SET TASK: Keep only the lines of the data below that contain "Рособрнадзора", and copy them.

RECORDS FOR THIS TASK:
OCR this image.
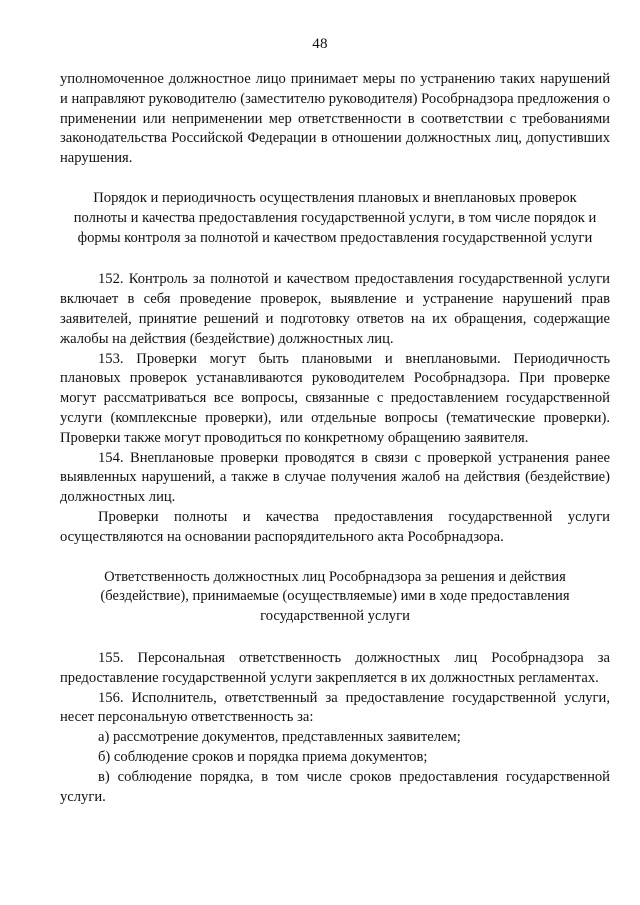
48

уполномоченное должностное лицо принимает меры по устранению таких нарушений и направляют руководителю (заместителю руководителя) Рособрнадзора предложения о применении или неприменении мер ответственности в соответствии с требованиями законодательства Российской Федерации в отношении должностных лиц, допустивших нарушения.

Порядок и периодичность осуществления плановых и внеплановых проверок полноты и качества предоставления государственной услуги, в том числе порядок и формы контроля за полнотой и качеством предоставления государственной услуги

152. Контроль за полнотой и качеством предоставления государственной услуги включает в себя проведение проверок, выявление и устранение нарушений прав заявителей, принятие решений и подготовку ответов на их обращения, содержащие жалобы на действия (бездействие) должностных лиц.

153. Проверки могут быть плановыми и внеплановыми. Периодичность плановых проверок устанавливаются руководителем Рособрнадзора. При проверке могут рассматриваться все вопросы, связанные с предоставлением государственной услуги (комплексные проверки), или отдельные вопросы (тематические проверки). Проверки также могут проводиться по конкретному обращению заявителя.

154. Внеплановые проверки проводятся в связи с проверкой устранения ранее выявленных нарушений, а также в случае получения жалоб на действия (бездействие) должностных лиц.

Проверки полноты и качества предоставления государственной услуги осуществляются на основании распорядительного акта Рособрнадзора.

Ответственность должностных лиц Рособрнадзора за решения и действия (бездействие), принимаемые (осуществляемые) ими в ходе предоставления государственной услуги

155. Персональная ответственность должностных лиц Рособрнадзора за предоставление государственной услуги закрепляется в их должностных регламентах.

156. Исполнитель, ответственный за предоставление государственной услуги, несет персональную ответственность за:

а) рассмотрение документов, представленных заявителем;

б) соблюдение сроков и порядка приема документов;

в) соблюдение порядка, в том числе сроков предоставления государственной услуги.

TASK RESULT:
уполномоченное должностное лицо принимает меры по устранению таких нарушений и направляют руководителю (заместителю руководителя) Рособрнадзора предложения о применении или неприменении мер ответственности в соответствии с требованиями законодательства Российской Федерации в отношении должностных лиц, допустивших нарушения.
153. Проверки могут быть плановыми и внеплановыми. Периодичность плановых проверок устанавливаются руководителем Рособрнадзора. При проверке могут рассматриваться все вопросы, связанные с предоставлением государственной услуги (комплексные проверки), или отдельные вопросы (тематические проверки). Проверки также могут проводиться по конкретному обращению заявителя.
Проверки полноты и качества предоставления государственной услуги осуществляются на основании распорядительного акта Рособрнадзора.
Ответственность должностных лиц Рособрнадзора за решения и действия (бездействие), принимаемые (осуществляемые) ими в ходе предоставления государственной услуги
155. Персональная ответственность должностных лиц Рособрнадзора за предоставление государственной услуги закрепляется в их должностных регламентах.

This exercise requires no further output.